# start of GIVEN ENTRIES

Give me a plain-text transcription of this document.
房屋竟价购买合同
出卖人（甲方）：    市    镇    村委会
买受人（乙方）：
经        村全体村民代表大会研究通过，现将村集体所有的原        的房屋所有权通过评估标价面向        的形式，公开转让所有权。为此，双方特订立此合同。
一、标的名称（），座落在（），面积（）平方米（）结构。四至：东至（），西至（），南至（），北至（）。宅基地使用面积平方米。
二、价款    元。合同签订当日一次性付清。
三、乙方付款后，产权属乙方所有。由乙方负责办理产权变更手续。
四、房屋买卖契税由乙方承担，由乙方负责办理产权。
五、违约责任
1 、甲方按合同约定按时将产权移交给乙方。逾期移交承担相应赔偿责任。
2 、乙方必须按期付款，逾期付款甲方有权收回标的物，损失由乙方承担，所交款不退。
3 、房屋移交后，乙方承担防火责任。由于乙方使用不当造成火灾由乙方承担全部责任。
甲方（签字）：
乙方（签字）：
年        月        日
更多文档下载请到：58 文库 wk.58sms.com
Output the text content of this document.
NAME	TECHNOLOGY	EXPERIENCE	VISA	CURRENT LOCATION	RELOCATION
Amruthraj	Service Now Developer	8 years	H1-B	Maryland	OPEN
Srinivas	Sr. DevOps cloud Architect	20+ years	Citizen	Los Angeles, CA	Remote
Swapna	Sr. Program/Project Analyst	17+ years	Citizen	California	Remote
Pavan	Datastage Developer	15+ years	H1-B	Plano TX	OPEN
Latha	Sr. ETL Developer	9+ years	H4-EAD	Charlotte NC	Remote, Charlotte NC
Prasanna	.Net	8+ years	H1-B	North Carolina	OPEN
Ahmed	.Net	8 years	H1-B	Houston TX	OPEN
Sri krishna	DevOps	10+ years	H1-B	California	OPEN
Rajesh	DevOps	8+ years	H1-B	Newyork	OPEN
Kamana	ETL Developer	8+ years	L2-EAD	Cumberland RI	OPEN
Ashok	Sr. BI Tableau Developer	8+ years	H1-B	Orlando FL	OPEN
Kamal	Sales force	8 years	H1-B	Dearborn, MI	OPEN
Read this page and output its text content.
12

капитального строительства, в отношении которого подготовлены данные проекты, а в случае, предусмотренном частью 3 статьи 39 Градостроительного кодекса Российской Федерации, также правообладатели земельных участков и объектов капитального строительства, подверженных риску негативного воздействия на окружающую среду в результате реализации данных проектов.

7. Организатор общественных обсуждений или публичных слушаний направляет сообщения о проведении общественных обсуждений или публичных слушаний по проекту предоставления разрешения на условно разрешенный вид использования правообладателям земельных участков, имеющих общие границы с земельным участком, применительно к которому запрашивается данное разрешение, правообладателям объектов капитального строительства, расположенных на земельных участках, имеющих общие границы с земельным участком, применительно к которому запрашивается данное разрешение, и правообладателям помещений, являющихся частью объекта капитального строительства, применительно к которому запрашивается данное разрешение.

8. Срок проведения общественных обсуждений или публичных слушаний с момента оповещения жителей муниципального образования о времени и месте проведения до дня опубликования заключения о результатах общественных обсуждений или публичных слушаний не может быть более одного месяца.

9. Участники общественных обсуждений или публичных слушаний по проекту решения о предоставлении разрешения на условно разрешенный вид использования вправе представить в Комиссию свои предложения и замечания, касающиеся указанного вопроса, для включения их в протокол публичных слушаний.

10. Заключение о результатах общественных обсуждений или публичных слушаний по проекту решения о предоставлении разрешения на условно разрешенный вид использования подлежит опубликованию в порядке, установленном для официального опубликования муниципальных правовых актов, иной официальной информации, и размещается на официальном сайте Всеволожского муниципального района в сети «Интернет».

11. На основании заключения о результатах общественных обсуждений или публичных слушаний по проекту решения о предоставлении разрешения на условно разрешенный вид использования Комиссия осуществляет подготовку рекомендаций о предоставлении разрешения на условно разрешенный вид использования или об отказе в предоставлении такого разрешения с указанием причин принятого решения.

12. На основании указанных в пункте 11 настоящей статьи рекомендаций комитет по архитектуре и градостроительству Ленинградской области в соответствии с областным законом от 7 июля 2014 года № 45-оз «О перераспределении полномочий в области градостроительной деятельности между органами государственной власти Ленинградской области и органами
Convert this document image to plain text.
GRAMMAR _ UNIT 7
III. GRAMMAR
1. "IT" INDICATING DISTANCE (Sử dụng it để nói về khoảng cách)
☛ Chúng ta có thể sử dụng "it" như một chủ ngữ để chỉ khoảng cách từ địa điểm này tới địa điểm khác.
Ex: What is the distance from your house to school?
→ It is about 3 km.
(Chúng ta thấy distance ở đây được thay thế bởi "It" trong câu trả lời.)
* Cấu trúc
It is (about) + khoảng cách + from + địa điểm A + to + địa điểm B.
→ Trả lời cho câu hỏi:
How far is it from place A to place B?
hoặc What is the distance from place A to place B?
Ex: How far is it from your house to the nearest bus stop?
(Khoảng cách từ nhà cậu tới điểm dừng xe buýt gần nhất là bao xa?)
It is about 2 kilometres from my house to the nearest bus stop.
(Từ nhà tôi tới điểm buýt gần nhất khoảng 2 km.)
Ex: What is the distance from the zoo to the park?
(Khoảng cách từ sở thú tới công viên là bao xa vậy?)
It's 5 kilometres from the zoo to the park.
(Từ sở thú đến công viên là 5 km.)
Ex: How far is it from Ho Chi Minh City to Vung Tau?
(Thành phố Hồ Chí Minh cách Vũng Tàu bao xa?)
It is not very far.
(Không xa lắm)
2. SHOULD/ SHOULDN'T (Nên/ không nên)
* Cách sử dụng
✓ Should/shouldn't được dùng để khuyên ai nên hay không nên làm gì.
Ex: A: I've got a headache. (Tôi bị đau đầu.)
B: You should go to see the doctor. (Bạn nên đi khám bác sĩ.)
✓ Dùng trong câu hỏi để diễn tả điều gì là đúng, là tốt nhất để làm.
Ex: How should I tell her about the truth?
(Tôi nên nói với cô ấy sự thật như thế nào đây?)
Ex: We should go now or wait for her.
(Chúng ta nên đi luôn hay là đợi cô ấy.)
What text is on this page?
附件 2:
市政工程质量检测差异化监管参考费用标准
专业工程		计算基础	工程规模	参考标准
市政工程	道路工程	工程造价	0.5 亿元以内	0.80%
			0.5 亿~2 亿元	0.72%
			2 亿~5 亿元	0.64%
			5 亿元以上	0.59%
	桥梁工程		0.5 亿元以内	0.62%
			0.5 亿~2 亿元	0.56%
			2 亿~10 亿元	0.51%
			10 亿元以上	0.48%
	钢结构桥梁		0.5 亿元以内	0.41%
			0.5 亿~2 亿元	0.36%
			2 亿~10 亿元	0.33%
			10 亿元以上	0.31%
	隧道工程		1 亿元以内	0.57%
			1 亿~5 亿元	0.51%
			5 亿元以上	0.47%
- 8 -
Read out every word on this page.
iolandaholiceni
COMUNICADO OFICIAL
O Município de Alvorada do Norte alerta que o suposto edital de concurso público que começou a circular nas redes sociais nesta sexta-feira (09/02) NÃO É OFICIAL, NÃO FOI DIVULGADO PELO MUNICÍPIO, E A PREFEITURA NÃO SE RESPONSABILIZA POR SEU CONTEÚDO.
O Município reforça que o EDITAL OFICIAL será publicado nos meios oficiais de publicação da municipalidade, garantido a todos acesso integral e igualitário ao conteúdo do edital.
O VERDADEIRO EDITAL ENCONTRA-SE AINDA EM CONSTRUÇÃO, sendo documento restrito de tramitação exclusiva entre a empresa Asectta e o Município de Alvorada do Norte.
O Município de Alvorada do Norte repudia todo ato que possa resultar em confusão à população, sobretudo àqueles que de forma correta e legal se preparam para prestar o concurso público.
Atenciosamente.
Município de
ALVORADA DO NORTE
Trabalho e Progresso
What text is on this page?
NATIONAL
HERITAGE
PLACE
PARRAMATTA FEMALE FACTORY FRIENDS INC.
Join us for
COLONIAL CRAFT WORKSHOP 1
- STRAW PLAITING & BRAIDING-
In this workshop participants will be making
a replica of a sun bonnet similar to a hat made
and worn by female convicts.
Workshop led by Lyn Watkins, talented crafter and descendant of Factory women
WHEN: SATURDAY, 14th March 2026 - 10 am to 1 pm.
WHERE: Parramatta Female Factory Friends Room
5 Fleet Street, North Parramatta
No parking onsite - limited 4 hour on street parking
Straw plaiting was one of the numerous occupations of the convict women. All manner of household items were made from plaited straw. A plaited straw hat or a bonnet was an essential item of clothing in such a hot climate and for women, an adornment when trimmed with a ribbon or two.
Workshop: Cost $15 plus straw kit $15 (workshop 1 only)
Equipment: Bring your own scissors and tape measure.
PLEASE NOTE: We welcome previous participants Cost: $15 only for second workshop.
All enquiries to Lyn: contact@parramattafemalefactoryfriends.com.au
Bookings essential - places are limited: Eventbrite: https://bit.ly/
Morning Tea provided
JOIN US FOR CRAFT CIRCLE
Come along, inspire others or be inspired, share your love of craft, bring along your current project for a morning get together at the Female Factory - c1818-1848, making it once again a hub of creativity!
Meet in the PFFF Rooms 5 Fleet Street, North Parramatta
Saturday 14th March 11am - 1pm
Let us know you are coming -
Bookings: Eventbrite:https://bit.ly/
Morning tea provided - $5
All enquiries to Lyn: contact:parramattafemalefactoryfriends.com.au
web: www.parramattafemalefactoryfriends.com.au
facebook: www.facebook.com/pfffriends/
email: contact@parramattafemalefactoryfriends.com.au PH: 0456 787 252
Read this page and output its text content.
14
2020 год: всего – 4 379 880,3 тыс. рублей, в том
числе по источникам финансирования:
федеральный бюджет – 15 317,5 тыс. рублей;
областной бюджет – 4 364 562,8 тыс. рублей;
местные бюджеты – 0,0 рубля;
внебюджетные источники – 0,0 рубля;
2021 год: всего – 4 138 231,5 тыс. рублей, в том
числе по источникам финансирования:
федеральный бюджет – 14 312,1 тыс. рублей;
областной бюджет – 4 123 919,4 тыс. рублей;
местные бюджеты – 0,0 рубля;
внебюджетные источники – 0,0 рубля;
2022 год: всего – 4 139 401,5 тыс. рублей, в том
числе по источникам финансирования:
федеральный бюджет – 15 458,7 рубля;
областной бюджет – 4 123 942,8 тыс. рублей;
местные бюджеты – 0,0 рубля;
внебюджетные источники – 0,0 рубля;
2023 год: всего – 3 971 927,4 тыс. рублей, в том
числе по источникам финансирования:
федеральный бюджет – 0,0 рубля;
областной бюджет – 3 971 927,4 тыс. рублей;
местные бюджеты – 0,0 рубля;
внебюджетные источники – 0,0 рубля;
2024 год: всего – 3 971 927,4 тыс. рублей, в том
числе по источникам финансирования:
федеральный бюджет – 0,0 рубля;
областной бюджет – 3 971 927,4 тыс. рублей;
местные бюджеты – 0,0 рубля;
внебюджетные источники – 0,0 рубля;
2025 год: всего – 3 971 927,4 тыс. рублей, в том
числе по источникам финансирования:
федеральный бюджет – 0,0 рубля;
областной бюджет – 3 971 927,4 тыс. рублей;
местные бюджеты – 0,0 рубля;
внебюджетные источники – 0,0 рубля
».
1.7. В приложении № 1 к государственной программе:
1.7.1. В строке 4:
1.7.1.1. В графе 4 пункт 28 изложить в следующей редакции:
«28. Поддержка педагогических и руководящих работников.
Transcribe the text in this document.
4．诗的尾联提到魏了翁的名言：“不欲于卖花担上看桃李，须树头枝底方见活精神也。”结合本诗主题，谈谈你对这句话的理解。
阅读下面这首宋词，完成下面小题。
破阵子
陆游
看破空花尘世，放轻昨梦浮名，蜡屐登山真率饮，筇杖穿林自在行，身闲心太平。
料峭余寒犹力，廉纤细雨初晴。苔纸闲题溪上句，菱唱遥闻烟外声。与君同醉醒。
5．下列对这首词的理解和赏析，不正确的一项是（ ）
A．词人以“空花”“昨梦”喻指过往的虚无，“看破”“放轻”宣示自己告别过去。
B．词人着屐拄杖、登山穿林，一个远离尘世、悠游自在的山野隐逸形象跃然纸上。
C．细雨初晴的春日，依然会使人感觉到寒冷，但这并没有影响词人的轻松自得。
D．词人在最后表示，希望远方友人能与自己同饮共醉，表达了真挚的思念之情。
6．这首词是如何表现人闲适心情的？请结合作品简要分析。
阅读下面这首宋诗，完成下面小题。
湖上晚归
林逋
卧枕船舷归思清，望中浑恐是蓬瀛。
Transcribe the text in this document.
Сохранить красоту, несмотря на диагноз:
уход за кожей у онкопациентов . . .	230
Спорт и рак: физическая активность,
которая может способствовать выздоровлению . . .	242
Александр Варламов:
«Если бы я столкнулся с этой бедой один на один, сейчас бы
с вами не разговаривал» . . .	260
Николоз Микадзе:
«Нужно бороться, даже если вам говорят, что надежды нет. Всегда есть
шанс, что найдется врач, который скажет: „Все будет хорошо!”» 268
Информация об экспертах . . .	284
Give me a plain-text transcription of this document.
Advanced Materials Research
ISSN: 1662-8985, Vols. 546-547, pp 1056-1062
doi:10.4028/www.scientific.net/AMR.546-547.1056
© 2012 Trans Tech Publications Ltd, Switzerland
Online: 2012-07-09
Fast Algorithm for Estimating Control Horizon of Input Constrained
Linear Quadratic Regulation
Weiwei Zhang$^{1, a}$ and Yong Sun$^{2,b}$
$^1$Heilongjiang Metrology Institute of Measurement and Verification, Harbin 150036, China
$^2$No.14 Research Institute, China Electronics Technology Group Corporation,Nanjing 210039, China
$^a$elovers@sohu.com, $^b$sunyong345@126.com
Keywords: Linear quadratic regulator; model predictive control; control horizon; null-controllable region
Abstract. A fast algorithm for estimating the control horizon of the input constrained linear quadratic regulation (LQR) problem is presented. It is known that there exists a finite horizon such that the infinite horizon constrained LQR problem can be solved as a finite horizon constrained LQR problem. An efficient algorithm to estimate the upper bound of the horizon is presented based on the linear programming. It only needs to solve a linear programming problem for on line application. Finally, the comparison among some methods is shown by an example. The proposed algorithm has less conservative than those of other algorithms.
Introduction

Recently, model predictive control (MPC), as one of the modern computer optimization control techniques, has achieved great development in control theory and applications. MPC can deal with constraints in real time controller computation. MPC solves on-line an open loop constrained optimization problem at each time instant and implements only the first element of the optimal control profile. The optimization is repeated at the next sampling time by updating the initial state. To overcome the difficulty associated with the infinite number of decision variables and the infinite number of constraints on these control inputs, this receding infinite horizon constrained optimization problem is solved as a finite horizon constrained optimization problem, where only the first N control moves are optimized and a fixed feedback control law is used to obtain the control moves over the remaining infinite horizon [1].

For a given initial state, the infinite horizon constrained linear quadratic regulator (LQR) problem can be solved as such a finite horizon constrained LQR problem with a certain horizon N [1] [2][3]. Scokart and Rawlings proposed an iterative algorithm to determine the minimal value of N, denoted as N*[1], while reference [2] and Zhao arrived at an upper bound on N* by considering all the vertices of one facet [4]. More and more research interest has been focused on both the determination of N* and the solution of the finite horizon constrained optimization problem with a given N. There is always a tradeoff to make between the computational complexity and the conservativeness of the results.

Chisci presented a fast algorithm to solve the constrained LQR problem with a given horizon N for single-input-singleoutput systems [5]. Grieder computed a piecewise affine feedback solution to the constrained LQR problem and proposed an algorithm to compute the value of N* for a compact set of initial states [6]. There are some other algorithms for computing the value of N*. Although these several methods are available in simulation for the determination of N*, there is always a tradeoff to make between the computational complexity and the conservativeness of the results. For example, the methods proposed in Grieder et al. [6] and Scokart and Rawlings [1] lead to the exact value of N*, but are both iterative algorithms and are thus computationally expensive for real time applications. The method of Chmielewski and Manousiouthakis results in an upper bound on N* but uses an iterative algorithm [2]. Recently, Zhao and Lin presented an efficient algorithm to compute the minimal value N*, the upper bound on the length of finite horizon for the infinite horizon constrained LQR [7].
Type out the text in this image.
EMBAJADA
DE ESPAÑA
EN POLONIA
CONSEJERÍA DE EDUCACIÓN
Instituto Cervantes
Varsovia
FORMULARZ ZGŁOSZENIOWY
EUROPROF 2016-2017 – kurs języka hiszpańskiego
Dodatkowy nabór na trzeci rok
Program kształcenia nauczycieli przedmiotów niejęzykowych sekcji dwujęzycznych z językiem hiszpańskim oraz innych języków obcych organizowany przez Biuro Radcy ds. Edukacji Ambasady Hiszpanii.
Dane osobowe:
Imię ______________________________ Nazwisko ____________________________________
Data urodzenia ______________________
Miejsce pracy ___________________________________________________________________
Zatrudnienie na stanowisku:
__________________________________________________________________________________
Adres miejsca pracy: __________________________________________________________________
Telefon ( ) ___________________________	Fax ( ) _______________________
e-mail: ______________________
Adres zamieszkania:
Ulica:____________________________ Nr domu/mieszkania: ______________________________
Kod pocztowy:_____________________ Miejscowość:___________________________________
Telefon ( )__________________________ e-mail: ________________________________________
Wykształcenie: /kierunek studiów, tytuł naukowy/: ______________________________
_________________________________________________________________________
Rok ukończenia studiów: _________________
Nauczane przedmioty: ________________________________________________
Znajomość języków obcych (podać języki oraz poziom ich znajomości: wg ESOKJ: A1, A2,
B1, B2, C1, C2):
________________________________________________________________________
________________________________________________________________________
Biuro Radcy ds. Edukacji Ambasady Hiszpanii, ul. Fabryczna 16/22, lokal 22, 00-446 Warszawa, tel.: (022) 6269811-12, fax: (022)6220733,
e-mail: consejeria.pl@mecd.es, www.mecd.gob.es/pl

# end of GIVEN ENTRIES

=== STATED TASK ===
Where does the word "China" appear? Return each line that holds it.

=== OUTPUT OF THE TASK ===
$^1$Heilongjiang Metrology Institute of Measurement and Verification, Harbin 150036, China
$^2$No.14 Research Institute, China Electronics Technology Group Corporation,Nanjing 210039, China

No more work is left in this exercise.